### Exercise prompt
Which lines hold the string "encirclement"? Copy every one of them.

────────────────────

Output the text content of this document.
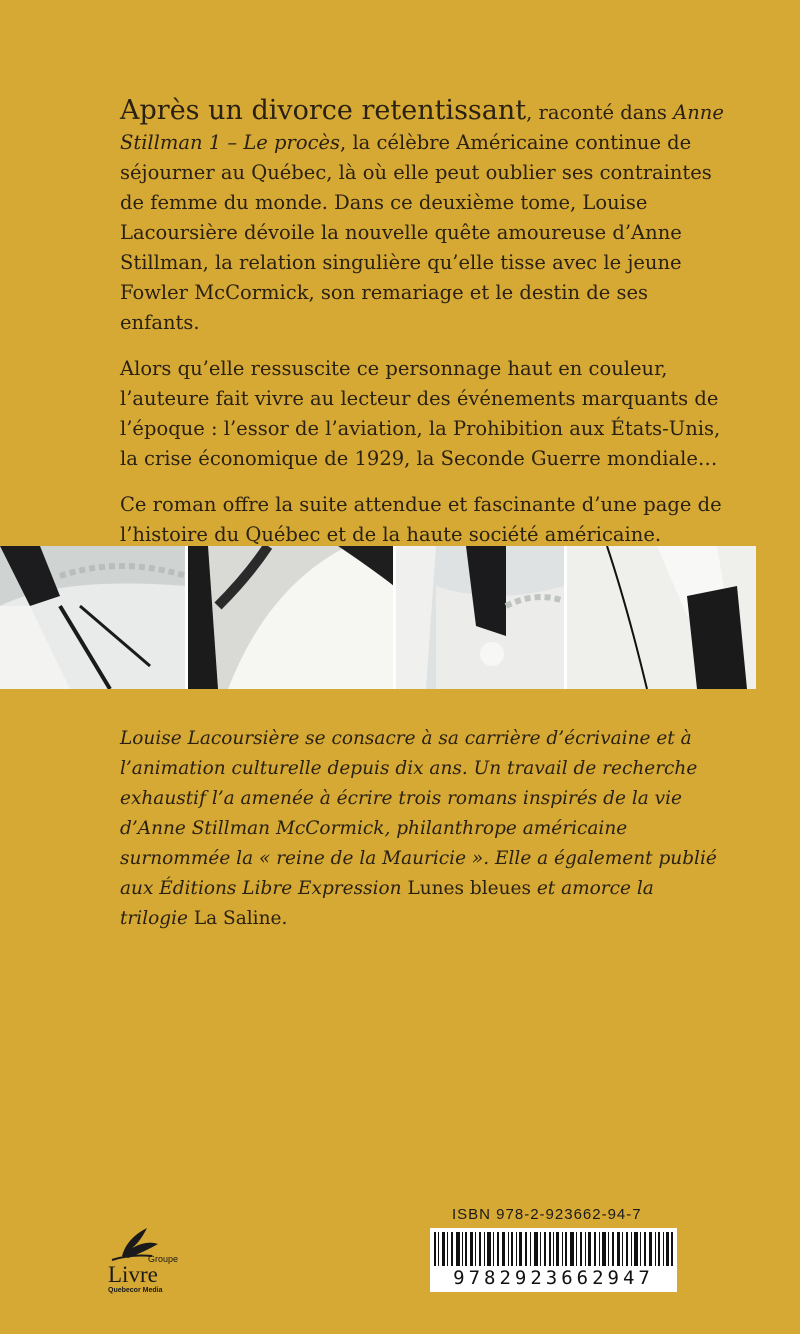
Après un divorce retentissant, raconté dans Anne Stillman 1 – Le procès, la célèbre Américaine continue de séjourner au Québec, là où elle peut oublier ses contraintes de femme du monde. Dans ce deuxième tome, Louise Lacoursière dévoile la nouvelle quête amoureuse d’Anne Stillman, la relation singulière qu’elle tisse avec le jeune Fowler McCormick, son remariage et le destin de ses enfants.

Alors qu’elle ressuscite ce personnage haut en couleur, l’auteure fait vivre au lecteur des événements marquants de l’époque : l’essor de l’aviation, la Prohibition aux États-Unis, la crise économique de 1929, la Seconde Guerre mondiale…

Ce roman offre la suite attendue et fascinante d’une page de l’histoire du Québec et de la haute société américaine.

Louise Lacoursière se consacre à sa carrière d’écrivaine et à l’animation culturelle depuis dix ans. Un travail de recherche exhaustif l’a amenée à écrire trois romans inspirés de la vie d’Anne Stillman McCormick, philanthrope américaine surnommée la « reine de la Mauricie ». Elle a également publié aux Éditions Libre Expression Lunes bleues et amorce la trilogie La Saline.
Groupe
Livre
Quebecor Media
ISBN 978-2-923662-94-7
9782923662947
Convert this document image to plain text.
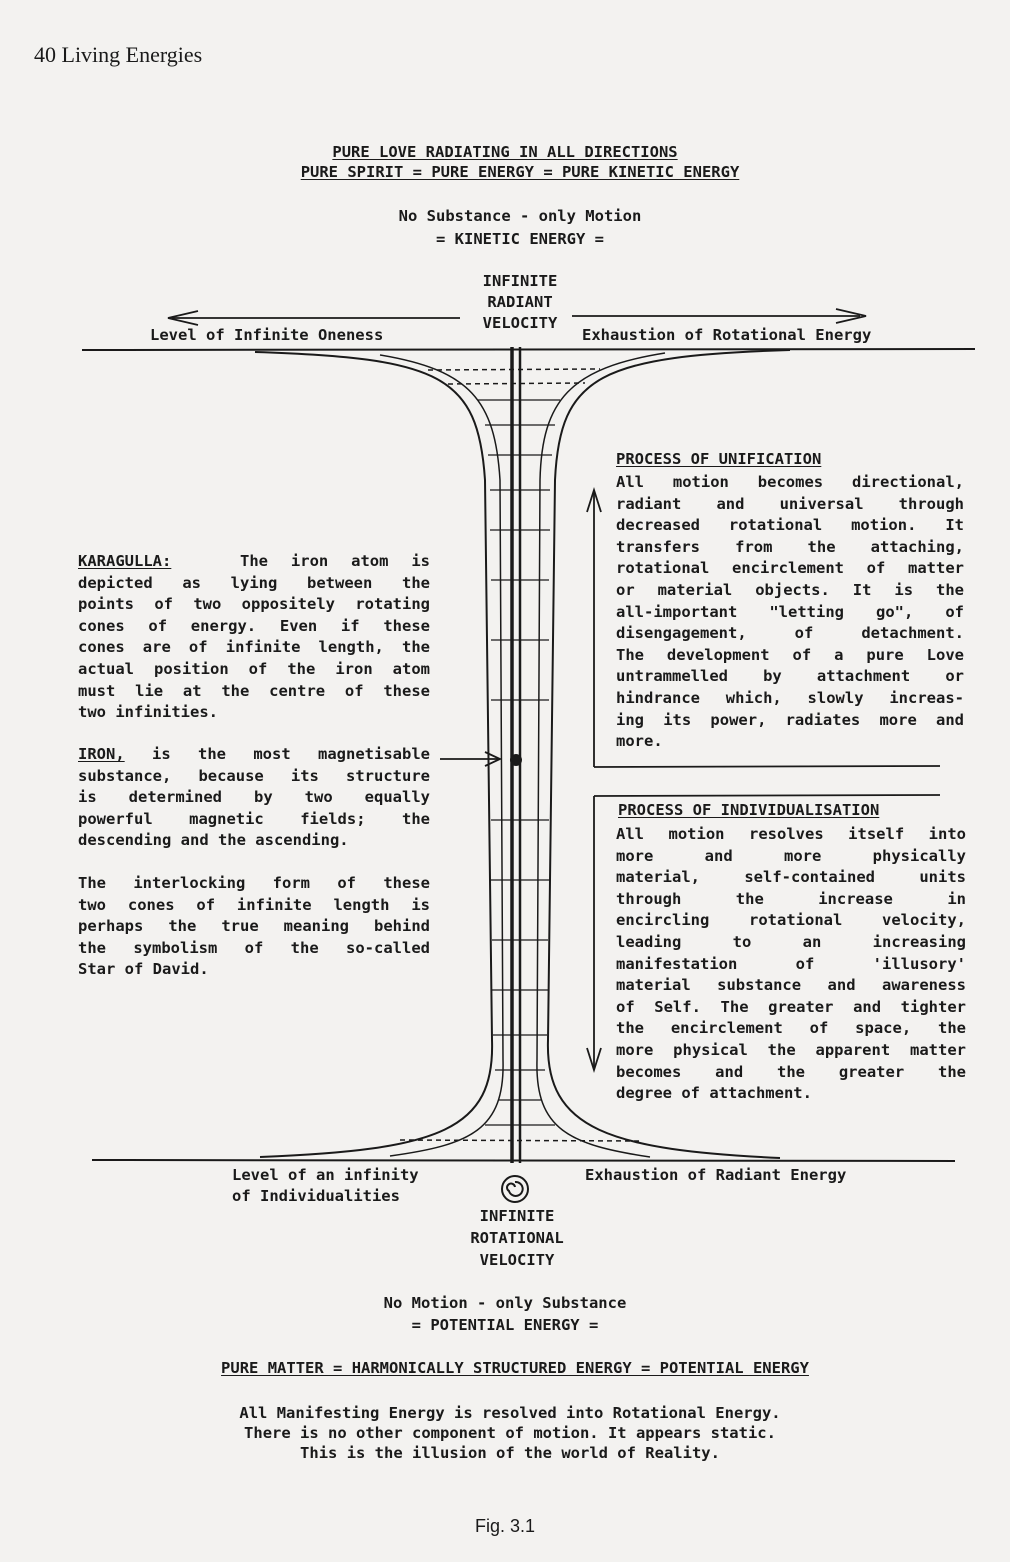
40 Living Energies
PURE LOVE RADIATING IN ALL DIRECTIONS
PURE SPIRIT = PURE ENERGY = PURE KINETIC ENERGY
No Substance - only Motion
= KINETIC ENERGY =
INFINITE
RADIANT
VELOCITY
Level of Infinite Oneness	Exhaustion of Rotational Energy
PROCESS OF UNIFICATION
All motion becomes directional,
radiant and universal through
decreased rotational motion. It
transfers from the attaching,
rotational encirclement of matter
or material objects. It is the
all-important "letting go", of
disengagement, of detachment.
The development of a pure Love
untrammelled by attachment or
hindrance which, slowly increas-
ing its power, radiates more and
more.
PROCESS OF INDIVIDUALISATION
All motion resolves itself into
more and more physically
material, self-contained units
through the increase in
encircling rotational velocity,
leading to an increasing
manifestation of 'illusory'
material substance and awareness
of Self. The greater and tighter
the encirclement of space, the
more physical the apparent matter
becomes and the greater the
degree of attachment.
KARAGULLA:	The iron atom is
depicted as lying between the
points of two oppositely rotating
cones of energy. Even if these
cones are of infinite length, the
actual position of the iron atom
must lie at the centre of these
two infinities.
IRON, is the most magnetisable
substance, because its structure
is determined by two equally
powerful magnetic fields; the
descending and the ascending.
The interlocking form of these
two cones of infinite length is
perhaps the true meaning behind
the symbolism of the so-called
Star of David.
Level of an infinity
of Individualities
Exhaustion of Radiant Energy
INFINITE
ROTATIONAL
VELOCITY
No Motion - only Substance
= POTENTIAL ENERGY =
PURE MATTER = HARMONICALLY STRUCTURED ENERGY = POTENTIAL ENERGY
All Manifesting Energy is resolved into Rotational Energy.
There is no other component of motion. It appears static.
This is the illusion of the world of Reality.
Fig. 3.1
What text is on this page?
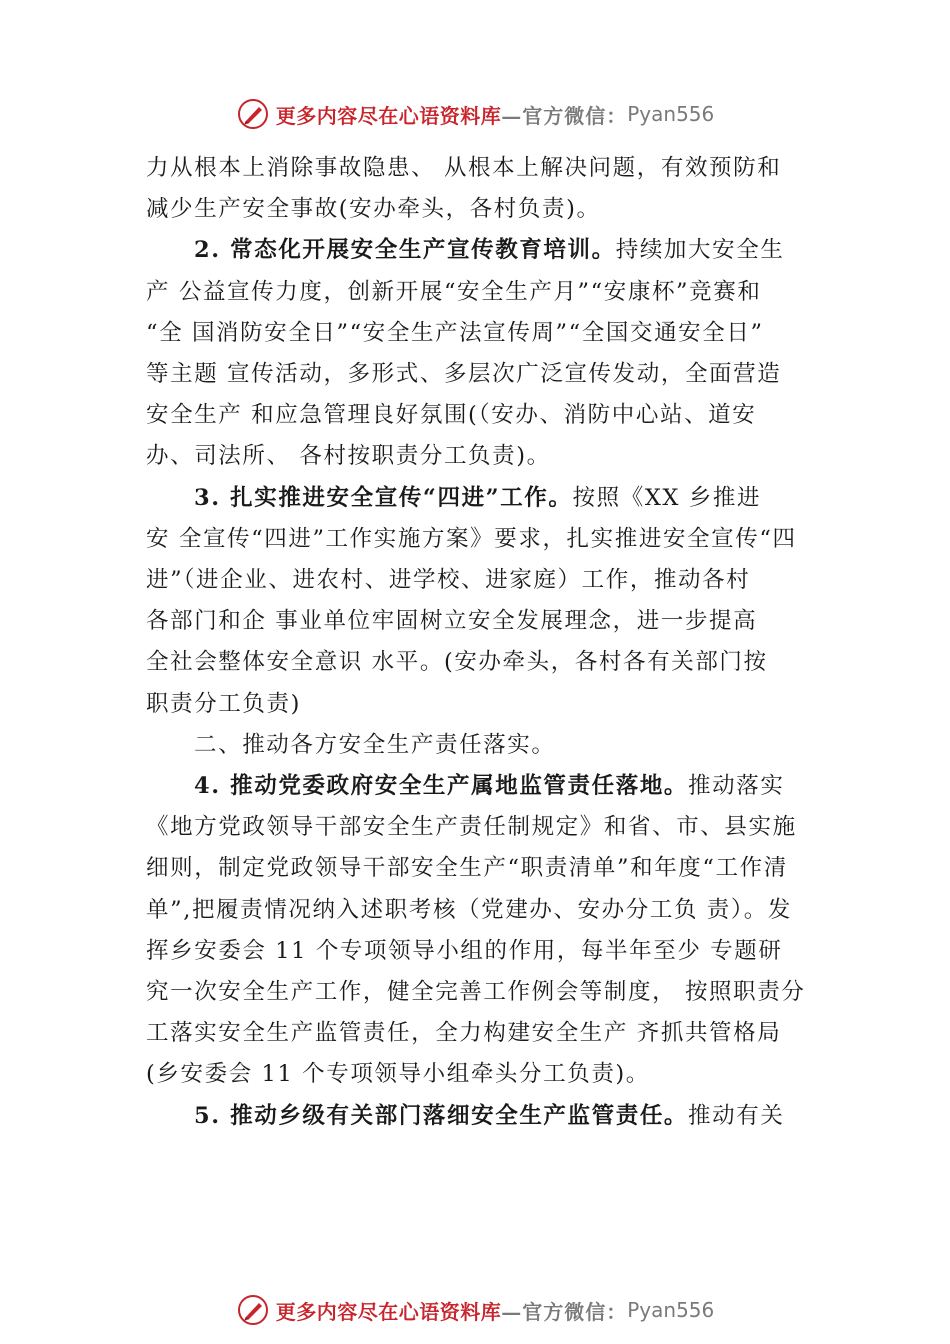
更多内容尽在心语资料库 —官方微信： Pyan556

力从根本上消除事故隐患、 从根本上解决问题，有效预防和

减少生产安全事故(安办牵头，各村负责)。

2. 常态化开展安全生产宣传教育培训。持续加大安全生

产 公益宣传力度，创新开展“安全生产月”“安康杯”竞赛和

“全 国消防安全日”“安全生产法宣传周”“全国交通安全日”

等主题 宣传活动，多形式、多层次广泛宣传发动，全面营造

安全生产 和应急管理良好氛围(（安办、消防中心站、道安

办、司法所、 各村按职责分工负责)。

3. 扎实推进安全宣传“四进”工作。按照《XX 乡推进

安 全宣传“四进”工作实施方案》要求，扎实推进安全宣传“四

进”（进企业、进农村、进学校、进家庭）工作，推动各村

各部门和企 事业单位牢固树立安全发展理念，进一步提高

全社会整体安全意识 水平。(安办牵头，各村各有关部门按

职责分工负责)

二、推动各方安全生产责任落实。

4. 推动党委政府安全生产属地监管责任落地。推动落实

《地方党政领导干部安全生产责任制规定》和省、市、县实施

细则，制定党政领导干部安全生产“职责清单”和年度“工作清

单”,把履责情况纳入述职考核（党建办、安办分工负 责）。发

挥乡安委会 11 个专项领导小组的作用，每半年至少 专题研

究一次安全生产工作，健全完善工作例会等制度， 按照职责分

工落实安全生产监管责任，全力构建安全生产 齐抓共管格局

(乡安委会 11 个专项领导小组牵头分工负责)。

5. 推动乡级有关部门落细安全生产监管责任。推动有关

更多内容尽在心语资料库 —官方微信： Pyan556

────────────────────

### Task result
rotational encirclement of matter
the encirclement of space, the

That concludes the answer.